* [Your task] Each line that holds the word "name" is to be identified and copied.

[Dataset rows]

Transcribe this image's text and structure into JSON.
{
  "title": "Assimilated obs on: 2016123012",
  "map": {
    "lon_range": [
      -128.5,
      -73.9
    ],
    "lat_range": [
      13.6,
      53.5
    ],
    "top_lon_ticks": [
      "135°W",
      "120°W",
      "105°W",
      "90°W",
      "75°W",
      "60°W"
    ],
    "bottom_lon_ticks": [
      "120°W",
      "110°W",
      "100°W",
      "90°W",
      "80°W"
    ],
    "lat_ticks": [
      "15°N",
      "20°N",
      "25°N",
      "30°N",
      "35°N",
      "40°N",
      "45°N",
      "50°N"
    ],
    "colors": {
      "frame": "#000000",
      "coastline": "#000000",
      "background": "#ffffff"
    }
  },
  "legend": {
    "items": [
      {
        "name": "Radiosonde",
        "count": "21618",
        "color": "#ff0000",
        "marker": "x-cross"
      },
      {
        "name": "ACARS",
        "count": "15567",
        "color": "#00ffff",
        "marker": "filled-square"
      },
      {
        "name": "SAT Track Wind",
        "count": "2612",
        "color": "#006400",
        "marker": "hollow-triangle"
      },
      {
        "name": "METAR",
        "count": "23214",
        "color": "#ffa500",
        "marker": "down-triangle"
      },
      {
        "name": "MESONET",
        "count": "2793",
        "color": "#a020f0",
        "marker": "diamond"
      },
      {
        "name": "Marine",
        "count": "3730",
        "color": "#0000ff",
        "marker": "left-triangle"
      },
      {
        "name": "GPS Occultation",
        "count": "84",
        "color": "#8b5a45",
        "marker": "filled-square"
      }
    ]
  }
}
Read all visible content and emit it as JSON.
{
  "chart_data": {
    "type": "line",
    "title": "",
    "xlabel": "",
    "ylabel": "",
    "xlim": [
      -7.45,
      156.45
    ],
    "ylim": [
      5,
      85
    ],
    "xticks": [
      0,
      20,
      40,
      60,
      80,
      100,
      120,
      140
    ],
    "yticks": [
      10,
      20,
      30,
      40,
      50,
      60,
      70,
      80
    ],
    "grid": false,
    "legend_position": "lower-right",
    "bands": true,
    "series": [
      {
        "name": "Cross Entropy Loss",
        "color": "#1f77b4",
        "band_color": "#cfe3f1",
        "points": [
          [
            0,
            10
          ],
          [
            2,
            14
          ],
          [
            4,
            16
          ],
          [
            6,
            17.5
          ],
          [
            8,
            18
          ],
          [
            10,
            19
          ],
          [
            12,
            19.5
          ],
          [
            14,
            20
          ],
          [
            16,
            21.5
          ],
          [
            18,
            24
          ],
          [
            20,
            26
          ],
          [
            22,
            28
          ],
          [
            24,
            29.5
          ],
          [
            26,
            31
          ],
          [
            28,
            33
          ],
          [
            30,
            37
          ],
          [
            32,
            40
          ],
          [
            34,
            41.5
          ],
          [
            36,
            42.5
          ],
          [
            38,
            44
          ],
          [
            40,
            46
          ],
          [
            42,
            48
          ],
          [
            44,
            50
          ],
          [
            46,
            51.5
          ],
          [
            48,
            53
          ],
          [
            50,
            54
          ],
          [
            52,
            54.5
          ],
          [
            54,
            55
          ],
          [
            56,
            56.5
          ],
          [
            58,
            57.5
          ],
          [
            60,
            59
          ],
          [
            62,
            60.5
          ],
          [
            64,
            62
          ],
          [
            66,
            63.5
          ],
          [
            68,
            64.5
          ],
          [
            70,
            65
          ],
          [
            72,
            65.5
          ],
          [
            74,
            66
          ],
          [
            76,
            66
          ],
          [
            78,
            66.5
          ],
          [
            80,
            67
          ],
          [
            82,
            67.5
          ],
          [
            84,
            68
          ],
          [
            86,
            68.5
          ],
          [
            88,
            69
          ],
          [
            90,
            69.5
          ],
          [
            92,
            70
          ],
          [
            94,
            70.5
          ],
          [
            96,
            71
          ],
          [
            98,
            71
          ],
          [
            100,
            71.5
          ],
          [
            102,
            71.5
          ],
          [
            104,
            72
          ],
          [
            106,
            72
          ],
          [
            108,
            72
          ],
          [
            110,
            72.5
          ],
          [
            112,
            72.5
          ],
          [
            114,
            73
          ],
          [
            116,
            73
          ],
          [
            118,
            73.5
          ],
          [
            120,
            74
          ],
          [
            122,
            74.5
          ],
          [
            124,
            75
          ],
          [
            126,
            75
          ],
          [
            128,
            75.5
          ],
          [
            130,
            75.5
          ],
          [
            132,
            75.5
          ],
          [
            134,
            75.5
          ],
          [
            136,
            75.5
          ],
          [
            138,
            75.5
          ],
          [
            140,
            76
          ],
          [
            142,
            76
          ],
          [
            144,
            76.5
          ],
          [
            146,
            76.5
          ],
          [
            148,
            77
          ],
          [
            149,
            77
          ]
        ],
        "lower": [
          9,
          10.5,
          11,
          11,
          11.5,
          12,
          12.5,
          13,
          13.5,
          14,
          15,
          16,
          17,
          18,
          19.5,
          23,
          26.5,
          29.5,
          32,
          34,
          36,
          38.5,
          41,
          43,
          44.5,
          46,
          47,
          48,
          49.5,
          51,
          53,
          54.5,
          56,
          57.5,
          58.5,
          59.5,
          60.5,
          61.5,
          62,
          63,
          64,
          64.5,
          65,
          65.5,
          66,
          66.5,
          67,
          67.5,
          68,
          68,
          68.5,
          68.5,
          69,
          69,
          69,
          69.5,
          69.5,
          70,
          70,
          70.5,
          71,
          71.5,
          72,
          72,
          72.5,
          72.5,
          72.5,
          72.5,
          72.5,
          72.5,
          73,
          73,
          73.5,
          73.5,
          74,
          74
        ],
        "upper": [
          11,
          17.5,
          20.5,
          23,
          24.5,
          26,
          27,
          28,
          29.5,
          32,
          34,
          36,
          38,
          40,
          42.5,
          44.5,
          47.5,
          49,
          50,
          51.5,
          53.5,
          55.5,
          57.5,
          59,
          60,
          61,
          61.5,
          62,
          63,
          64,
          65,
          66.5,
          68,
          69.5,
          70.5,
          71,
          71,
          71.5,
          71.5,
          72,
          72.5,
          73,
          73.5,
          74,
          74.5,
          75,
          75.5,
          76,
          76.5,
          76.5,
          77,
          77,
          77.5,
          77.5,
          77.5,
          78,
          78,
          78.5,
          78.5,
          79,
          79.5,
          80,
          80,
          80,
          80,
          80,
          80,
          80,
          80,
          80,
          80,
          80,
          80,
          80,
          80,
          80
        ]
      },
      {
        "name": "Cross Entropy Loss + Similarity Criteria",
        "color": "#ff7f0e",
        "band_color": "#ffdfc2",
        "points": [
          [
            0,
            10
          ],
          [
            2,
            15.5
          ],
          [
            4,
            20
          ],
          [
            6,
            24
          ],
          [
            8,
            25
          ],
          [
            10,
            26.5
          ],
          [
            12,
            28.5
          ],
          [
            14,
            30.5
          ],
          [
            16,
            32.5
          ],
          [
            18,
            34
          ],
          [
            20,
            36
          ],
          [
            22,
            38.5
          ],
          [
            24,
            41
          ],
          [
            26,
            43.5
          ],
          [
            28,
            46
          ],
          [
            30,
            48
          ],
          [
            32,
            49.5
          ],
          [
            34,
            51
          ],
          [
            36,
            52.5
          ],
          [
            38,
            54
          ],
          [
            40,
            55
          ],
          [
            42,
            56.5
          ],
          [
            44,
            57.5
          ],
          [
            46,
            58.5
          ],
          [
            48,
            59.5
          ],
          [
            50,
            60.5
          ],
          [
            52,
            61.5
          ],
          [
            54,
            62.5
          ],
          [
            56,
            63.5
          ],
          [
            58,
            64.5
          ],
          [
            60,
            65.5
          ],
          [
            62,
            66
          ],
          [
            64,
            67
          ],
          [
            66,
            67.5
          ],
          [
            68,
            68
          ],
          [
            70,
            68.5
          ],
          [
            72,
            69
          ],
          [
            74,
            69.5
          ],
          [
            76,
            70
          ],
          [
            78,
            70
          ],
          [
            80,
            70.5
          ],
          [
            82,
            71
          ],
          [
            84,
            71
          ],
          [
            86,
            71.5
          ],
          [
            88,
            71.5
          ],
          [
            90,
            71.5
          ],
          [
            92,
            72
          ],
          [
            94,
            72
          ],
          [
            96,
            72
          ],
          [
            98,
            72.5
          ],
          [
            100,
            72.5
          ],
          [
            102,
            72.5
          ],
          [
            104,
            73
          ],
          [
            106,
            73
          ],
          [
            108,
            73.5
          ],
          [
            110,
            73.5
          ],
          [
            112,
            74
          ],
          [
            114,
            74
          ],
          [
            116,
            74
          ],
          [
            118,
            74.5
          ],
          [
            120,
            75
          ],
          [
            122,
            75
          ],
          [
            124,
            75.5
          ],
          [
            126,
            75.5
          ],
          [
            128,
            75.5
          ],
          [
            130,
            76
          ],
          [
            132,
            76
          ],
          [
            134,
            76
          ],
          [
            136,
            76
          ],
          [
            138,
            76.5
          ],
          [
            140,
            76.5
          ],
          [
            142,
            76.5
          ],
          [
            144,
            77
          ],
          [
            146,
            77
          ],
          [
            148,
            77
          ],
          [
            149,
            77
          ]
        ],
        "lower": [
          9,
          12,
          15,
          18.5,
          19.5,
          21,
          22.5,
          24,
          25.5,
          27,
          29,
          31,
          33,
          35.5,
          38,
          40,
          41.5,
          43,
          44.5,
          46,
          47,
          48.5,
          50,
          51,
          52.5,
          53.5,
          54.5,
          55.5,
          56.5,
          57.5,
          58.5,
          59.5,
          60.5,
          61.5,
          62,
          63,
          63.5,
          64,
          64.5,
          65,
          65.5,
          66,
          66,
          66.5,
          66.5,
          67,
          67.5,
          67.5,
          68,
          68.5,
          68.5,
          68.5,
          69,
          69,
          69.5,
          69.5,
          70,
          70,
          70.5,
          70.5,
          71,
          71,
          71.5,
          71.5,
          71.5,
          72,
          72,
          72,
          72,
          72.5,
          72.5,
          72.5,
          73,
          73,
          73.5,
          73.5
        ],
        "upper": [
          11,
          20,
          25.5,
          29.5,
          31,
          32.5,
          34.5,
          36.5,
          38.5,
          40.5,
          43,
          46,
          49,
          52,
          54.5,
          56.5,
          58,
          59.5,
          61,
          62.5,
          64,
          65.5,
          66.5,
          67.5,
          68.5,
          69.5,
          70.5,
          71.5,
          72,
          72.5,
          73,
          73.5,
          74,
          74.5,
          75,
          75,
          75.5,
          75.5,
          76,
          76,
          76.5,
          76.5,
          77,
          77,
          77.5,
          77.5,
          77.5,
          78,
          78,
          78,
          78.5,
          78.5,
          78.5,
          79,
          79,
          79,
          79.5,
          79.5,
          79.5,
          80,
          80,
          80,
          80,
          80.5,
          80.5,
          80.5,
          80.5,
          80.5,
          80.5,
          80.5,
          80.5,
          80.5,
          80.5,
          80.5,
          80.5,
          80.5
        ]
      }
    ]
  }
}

* [Complete output]
        "name": "Radiosonde",
        "name": "ACARS",
        "name": "SAT Track Wind",
        "name": "METAR",
        "name": "MESONET",
        "name": "Marine",
        "name": "GPS Occultation",
        "name": "Cross Entropy Loss",
        "name": "Cross Entropy Loss + Similarity Criteria",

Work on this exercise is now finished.